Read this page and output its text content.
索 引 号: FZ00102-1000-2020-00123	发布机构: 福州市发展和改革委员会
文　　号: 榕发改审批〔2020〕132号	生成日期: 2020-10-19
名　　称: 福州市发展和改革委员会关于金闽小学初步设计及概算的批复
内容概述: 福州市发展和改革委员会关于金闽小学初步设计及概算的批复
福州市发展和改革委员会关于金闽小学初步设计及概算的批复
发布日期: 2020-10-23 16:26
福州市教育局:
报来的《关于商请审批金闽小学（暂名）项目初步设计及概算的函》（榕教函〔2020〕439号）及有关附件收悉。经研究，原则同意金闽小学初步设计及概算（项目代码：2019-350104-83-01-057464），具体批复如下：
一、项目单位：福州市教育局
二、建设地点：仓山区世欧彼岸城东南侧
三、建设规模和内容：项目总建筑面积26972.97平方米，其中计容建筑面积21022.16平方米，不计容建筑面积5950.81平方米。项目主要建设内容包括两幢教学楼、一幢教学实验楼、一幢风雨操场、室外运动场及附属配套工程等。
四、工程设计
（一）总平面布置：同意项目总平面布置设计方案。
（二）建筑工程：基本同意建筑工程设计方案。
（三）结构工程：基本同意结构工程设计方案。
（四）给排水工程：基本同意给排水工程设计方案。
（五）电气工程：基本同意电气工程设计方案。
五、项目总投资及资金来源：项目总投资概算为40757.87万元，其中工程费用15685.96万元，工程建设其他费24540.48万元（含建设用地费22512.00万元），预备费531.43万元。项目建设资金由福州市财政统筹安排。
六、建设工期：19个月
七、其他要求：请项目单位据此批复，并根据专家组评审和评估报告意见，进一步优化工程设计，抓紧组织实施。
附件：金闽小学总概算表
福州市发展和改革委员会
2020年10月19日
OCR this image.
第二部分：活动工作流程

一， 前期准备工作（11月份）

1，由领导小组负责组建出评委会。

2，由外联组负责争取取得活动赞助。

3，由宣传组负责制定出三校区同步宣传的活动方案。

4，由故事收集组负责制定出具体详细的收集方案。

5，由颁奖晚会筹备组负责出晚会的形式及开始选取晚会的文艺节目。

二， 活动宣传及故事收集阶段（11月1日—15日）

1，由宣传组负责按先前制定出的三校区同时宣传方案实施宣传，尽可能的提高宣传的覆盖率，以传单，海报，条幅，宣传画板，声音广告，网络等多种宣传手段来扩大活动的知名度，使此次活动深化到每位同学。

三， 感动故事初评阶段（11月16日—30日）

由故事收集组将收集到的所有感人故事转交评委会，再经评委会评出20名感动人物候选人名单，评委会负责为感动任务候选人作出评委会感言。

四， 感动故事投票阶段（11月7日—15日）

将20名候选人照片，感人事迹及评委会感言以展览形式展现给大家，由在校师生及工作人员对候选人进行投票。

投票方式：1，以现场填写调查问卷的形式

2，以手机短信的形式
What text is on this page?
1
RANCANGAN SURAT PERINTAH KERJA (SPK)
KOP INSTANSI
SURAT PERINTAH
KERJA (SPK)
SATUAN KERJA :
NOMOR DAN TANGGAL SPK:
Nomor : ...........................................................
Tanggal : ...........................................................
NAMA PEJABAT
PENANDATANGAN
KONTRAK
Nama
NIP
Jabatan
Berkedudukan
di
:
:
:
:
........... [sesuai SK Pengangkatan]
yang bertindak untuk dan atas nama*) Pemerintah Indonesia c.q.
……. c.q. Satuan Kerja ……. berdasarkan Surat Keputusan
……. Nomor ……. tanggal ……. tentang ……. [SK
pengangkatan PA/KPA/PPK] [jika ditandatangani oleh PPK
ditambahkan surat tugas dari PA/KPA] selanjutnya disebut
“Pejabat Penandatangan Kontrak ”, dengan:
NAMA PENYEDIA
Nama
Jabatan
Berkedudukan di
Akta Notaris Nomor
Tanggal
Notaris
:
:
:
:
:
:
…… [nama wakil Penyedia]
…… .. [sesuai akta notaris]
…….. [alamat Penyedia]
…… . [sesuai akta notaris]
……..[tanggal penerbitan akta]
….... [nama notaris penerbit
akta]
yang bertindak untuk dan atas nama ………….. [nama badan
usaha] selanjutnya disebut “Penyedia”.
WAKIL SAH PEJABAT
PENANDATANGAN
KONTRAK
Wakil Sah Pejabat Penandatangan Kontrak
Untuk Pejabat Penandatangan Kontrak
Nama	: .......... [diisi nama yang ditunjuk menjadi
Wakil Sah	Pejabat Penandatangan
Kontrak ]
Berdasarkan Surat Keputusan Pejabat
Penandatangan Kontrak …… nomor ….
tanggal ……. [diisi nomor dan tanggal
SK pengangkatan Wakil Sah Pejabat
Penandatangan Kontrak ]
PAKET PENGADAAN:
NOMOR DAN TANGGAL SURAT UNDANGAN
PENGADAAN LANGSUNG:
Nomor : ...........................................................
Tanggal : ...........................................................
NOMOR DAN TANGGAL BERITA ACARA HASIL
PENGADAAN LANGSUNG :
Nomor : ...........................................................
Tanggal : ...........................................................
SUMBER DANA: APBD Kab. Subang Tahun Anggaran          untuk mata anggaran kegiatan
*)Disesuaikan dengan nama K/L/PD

+-------+

WHAT YOU ARE ASKED TO DO: Count every line bearing the word "diisi"; report the total only.

TASK RESULT: 2